_EXERCISE AIM_
State how many lines of the records contain the string "Ellipse". Give the number alone.

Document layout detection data
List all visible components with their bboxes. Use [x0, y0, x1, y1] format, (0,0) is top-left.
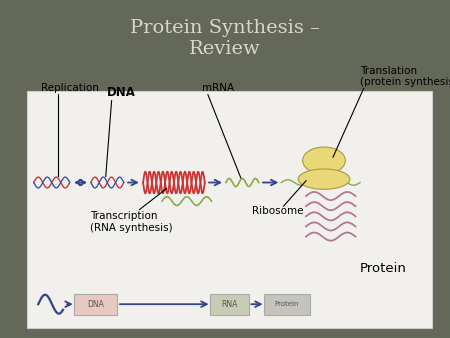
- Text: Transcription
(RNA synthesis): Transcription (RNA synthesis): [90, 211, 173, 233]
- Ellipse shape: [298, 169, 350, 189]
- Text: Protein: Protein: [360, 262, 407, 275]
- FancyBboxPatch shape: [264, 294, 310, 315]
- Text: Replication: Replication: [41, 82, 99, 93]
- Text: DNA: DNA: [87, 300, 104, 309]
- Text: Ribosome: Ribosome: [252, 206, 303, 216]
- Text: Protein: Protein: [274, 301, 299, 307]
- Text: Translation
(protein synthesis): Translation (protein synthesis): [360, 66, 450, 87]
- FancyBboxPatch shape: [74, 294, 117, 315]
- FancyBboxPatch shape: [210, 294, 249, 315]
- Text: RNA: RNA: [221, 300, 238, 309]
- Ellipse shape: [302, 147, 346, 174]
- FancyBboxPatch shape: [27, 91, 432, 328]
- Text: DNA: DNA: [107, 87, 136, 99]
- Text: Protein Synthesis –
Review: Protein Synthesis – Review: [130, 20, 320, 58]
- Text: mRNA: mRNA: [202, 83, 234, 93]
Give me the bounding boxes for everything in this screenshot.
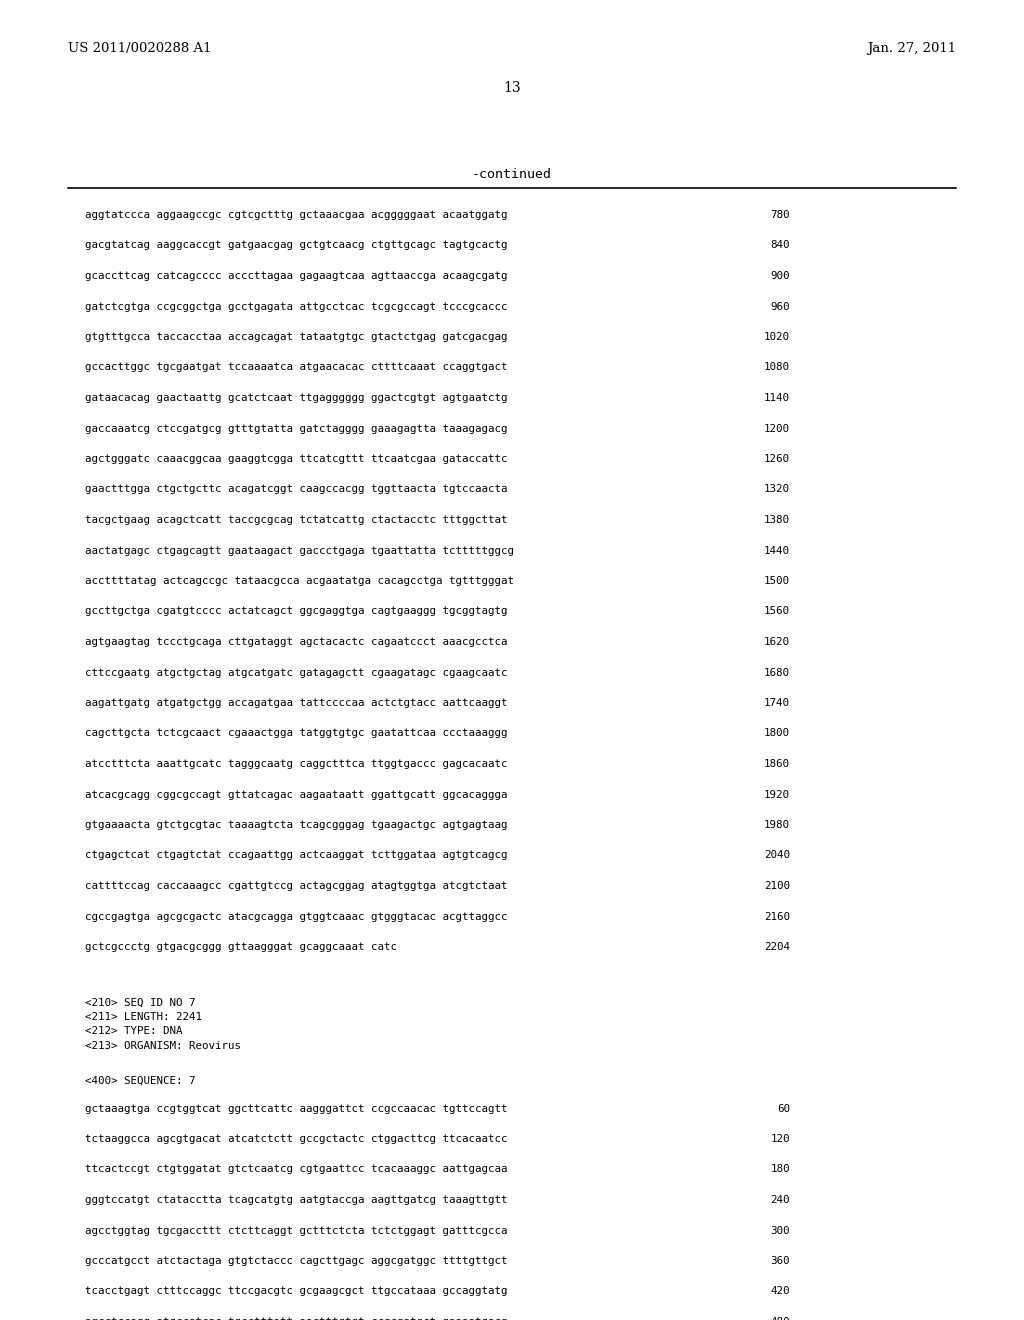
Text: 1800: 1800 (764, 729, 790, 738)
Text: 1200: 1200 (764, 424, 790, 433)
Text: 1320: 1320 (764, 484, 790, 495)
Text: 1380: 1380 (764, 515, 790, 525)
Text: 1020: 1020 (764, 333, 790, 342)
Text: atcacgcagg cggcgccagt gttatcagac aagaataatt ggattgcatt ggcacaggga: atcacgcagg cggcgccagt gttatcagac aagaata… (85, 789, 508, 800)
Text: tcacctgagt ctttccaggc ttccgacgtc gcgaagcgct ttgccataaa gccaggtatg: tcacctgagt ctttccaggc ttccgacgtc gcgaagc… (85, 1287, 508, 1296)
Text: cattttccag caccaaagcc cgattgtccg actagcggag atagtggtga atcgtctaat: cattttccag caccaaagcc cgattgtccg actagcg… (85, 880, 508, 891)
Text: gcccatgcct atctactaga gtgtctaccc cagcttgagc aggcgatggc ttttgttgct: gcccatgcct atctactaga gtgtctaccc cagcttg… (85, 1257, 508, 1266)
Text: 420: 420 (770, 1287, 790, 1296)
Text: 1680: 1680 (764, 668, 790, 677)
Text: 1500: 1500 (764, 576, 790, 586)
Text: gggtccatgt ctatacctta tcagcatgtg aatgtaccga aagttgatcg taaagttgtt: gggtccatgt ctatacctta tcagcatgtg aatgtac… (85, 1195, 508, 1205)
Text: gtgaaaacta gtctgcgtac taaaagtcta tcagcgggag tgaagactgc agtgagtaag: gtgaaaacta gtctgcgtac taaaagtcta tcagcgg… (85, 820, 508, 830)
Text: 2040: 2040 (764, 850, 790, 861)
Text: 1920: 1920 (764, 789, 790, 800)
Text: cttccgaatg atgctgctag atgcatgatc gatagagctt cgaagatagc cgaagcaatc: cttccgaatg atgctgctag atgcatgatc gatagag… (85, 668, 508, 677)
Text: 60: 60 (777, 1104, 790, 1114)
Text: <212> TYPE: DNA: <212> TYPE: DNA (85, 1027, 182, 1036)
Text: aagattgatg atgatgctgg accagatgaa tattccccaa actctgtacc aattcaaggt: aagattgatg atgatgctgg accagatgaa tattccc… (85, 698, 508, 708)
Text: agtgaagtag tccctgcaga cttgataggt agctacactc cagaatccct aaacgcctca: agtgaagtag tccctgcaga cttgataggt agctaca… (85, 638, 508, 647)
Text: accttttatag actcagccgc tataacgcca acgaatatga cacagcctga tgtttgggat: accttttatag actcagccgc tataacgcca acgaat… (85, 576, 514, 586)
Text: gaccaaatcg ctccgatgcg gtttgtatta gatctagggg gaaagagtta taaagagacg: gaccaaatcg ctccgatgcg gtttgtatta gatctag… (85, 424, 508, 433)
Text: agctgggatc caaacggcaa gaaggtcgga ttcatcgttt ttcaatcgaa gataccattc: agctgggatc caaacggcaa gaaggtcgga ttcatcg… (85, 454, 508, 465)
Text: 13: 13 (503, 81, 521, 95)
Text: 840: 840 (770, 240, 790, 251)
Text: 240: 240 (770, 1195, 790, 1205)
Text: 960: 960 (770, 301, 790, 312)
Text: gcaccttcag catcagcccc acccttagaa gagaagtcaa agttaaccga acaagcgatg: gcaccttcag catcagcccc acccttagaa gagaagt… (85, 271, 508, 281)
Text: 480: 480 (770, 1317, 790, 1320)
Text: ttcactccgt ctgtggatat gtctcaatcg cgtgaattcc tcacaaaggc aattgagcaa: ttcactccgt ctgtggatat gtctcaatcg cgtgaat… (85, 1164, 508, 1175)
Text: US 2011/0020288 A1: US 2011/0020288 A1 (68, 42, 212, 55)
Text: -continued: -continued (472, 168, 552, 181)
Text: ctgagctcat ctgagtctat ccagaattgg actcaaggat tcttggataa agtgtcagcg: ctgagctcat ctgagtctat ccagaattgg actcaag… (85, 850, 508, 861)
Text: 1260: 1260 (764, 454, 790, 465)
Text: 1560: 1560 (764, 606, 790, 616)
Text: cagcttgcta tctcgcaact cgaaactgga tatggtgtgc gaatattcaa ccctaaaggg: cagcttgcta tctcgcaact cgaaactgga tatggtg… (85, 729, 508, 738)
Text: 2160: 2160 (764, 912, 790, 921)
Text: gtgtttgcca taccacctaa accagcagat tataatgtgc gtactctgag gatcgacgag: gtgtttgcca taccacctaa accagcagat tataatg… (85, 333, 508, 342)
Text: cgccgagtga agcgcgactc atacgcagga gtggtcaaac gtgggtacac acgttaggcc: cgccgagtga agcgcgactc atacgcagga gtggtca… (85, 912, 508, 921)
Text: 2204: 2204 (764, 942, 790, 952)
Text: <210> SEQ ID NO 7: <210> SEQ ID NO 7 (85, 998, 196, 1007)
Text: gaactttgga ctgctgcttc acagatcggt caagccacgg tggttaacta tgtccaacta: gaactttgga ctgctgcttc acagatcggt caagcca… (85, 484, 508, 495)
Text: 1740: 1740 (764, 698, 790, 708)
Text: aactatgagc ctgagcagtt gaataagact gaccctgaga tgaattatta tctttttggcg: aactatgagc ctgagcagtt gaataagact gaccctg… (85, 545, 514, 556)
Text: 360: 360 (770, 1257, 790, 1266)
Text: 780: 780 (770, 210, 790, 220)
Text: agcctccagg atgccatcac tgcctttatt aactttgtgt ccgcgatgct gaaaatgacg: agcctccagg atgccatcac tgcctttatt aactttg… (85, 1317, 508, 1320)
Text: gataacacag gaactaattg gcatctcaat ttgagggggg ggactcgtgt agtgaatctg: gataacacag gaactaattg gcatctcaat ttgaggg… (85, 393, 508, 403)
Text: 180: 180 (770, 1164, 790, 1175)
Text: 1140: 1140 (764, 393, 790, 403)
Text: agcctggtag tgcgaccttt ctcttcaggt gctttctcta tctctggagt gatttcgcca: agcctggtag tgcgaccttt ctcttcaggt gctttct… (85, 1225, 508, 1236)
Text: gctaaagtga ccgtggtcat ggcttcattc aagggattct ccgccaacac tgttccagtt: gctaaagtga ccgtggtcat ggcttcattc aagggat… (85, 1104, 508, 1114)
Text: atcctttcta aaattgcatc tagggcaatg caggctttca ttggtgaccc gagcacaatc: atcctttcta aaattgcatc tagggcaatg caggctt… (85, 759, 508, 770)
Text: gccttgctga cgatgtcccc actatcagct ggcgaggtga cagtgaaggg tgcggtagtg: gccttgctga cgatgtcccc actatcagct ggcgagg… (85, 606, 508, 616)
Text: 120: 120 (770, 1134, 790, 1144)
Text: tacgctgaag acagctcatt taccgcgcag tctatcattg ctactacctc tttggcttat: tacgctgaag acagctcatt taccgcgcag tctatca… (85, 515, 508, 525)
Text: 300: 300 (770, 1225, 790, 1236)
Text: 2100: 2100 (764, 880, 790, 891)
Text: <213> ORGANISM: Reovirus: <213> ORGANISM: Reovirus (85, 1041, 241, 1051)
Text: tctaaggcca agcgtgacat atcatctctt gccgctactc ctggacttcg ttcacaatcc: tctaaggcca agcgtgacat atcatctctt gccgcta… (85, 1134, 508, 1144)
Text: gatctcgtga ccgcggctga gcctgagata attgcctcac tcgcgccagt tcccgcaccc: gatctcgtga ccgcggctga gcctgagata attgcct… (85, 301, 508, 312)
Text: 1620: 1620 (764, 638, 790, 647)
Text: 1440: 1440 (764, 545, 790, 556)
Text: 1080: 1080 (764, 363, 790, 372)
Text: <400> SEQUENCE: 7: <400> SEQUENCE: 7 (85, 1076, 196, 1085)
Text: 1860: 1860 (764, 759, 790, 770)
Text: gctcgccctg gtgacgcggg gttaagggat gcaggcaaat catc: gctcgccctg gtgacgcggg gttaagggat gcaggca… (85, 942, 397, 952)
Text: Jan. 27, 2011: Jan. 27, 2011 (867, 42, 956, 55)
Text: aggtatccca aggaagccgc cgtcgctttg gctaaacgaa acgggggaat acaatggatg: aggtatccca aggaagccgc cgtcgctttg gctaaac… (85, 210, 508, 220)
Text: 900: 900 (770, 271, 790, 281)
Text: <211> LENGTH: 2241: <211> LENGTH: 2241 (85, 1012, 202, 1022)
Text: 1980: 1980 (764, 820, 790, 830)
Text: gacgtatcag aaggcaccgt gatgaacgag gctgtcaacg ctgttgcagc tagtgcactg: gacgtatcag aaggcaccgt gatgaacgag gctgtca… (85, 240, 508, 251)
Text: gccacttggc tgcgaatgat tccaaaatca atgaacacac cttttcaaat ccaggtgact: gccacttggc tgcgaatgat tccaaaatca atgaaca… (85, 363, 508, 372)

_EXPECTED ANSWER_
2